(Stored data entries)
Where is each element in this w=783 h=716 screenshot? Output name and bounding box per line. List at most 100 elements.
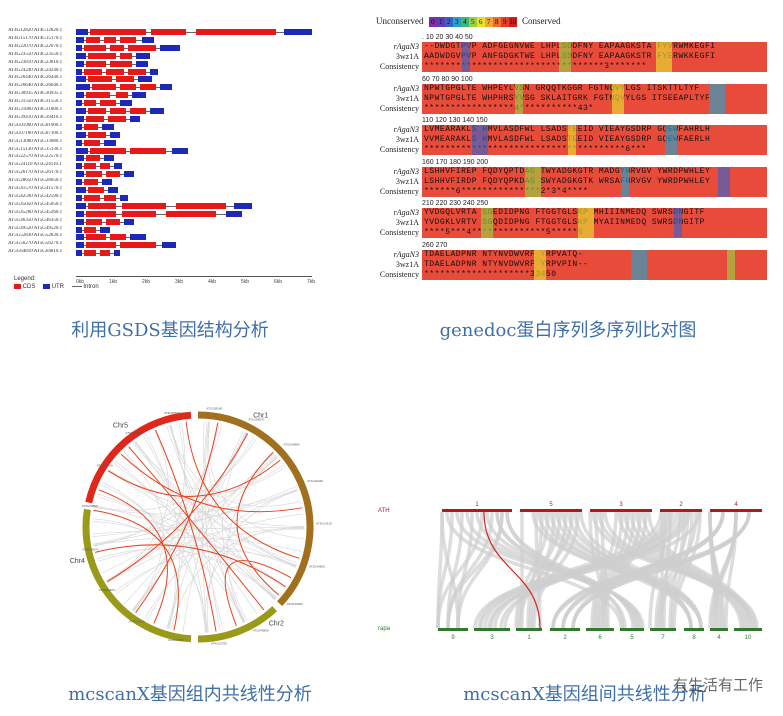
synteny-ribbon <box>573 511 693 629</box>
scale-chip: 7 <box>484 17 493 28</box>
ath-chromosome-label: 5 <box>549 502 553 508</box>
alignment-block: 210 220 230 240 250 rAgaN3 3wz1A Consistenc… <box>372 200 767 238</box>
cds-segment <box>100 100 116 107</box>
cds-segment <box>88 202 116 209</box>
cds-segment <box>84 123 98 130</box>
utr-segment <box>124 171 134 178</box>
utr-segment <box>76 52 86 59</box>
gene-label: AT4G27000 <box>129 619 145 623</box>
gene-label: AT5G24110 AT5G24110.1 <box>8 162 62 168</box>
legend-conserved: Conserved <box>521 16 561 26</box>
cds-segment <box>84 100 96 107</box>
rapa-chromosome <box>684 628 704 631</box>
cds-segment <box>86 92 110 99</box>
utr-segment <box>120 100 132 107</box>
gene-row: AT4G31550 AT4G31550.1 <box>8 99 320 107</box>
cds-segment <box>128 68 146 75</box>
syntenic-link <box>185 421 300 559</box>
rapa-chromosome-label: 7 <box>661 635 665 641</box>
sequence-line: VVMEARAKLS HMVLASDFWL LSADSTEEID VIEAYGS… <box>424 135 711 144</box>
rapa-chromosome <box>620 628 644 631</box>
utr-segment <box>76 36 84 43</box>
syntenic-link <box>106 433 249 583</box>
rapa-chromosome <box>710 628 728 631</box>
legend-utr-swatch <box>43 284 51 289</box>
utr-segment <box>100 226 110 233</box>
rapa-chromosome-label: 9 <box>451 635 455 641</box>
utr-segment <box>104 155 114 162</box>
cds-segment <box>88 108 106 114</box>
gene-row: AT4G12820 AT4G12820.1 <box>8 28 320 36</box>
alignment-block: 110 120 130 140 150 rAgaN3 3wz1A Consistenc… <box>372 117 767 155</box>
utr-segment <box>124 218 134 225</box>
rapa-chromosome <box>516 628 542 631</box>
gsds-panel: AT4G12820 AT4G12820.1 AT4G15170 AT4G15170… <box>8 24 320 294</box>
gene-label: AT5G04620 <box>99 588 115 592</box>
gene-label: AT1G08190 <box>206 406 222 410</box>
cds-segment <box>84 226 96 233</box>
scale-chip: 5 <box>468 17 477 28</box>
background-link <box>208 421 304 539</box>
axis-tick-label: 0kb <box>76 279 85 285</box>
rapa-chromosome-label: 6 <box>598 635 602 641</box>
conservation-patch <box>718 166 730 197</box>
conservation-patch <box>727 249 735 280</box>
sequence-rows: TDAELADPNR NTYNVDWVRF YRPVATQ- TDAELADPNR… <box>422 249 767 280</box>
sequence-line: TDAELADPNR NTYNVDWVRF YRPVPIN-- <box>424 259 589 269</box>
cds-segment <box>128 44 156 51</box>
cds-segment <box>86 218 102 225</box>
background-link <box>135 441 298 564</box>
utr-segment <box>76 163 82 170</box>
background-link <box>107 454 277 583</box>
sequence-names: rAgaN3 3wz1A Consistency <box>379 83 419 113</box>
cds-segment <box>90 29 146 35</box>
synteny-ribbon <box>528 511 556 629</box>
caption-gsds: 利用GSDS基因结构分析 <box>71 320 269 341</box>
conservation-patch <box>559 42 571 72</box>
utr-segment <box>76 179 82 186</box>
conservation-patch <box>578 208 594 238</box>
syntenic-link <box>120 453 303 513</box>
scale-chip: 9 <box>500 17 509 28</box>
synteny-plot: 1 5 3 2 4 9 3 1 2 6 5 7 8 4 10 ATH rapa <box>378 502 762 641</box>
position-ruler: 160 170 180 190 200 <box>422 158 489 166</box>
sequence-line: **************************************6*… <box>424 145 647 154</box>
legend-intron-line <box>71 286 82 287</box>
cds-segment <box>130 147 166 154</box>
sequence-line: LVMEARAKLS HMVLASDFWL LSADSTEEID VIEAYGS… <box>424 125 711 134</box>
ath-chromosome-label: 1 <box>475 502 479 508</box>
background-link <box>93 489 298 515</box>
gene-label: AT2G14120 <box>316 522 332 526</box>
utr-segment <box>76 100 82 107</box>
gene-label: AT5G42290 <box>97 463 113 467</box>
genome-label-ath: ATH <box>378 508 390 514</box>
sequence-rows: --DWDGTPVP ADFGEGNVWE LHPLSDDFNY EAPAAGK… <box>422 42 767 72</box>
ath-chromosome <box>710 509 762 512</box>
utr-segment <box>76 226 82 233</box>
intron-line <box>76 213 242 215</box>
cds-segment <box>110 44 124 51</box>
utr-segment <box>110 131 120 138</box>
background-link <box>204 421 221 631</box>
utr-segment <box>150 68 158 75</box>
background-link <box>204 526 305 633</box>
conservation-patch <box>656 42 672 72</box>
gene-row: AT4G23550 AT4G23550.1 <box>8 52 320 60</box>
cds-segment <box>122 202 166 209</box>
sequence-line: --DWDGTPVP ADFGEGNVWE LHPLSDDFNY EAPAAGK… <box>424 42 716 51</box>
gene-label: AT5G26890 <box>82 504 98 508</box>
cds-segment <box>104 36 116 43</box>
utr-segment <box>76 60 84 67</box>
watermark: 有生活有工作 <box>672 676 763 694</box>
cds-segment <box>130 108 146 114</box>
sequence-line: TDAELADPNR NTYNVDWVRF YRPVATQ- <box>424 249 584 259</box>
chromosome-label: Chr2 <box>269 621 284 628</box>
syntenic-link <box>98 489 168 624</box>
rapa-chromosome-label: 1 <box>527 635 531 641</box>
synteny-ribbon <box>446 511 504 629</box>
conservation-patch <box>674 208 682 238</box>
genedoc-legend: Unconserved 0 1 2 3 4 5 6 7 8 9 10 Conserved <box>376 16 561 28</box>
conservation-patch <box>709 83 725 114</box>
legend-cds-swatch <box>14 284 21 289</box>
legend-title: Legend: <box>14 276 36 282</box>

Assignment
Return each line of the data above that includes the word "conservation".

Exercise response
conservation-patch <box>718 166 730 197</box>
conservation-patch <box>727 249 735 280</box>
conservation-patch <box>559 42 571 72</box>
conservation-patch <box>578 208 594 238</box>
conservation-patch <box>656 42 672 72</box>
conservation-patch <box>674 208 682 238</box>
conservation-patch <box>709 83 725 114</box>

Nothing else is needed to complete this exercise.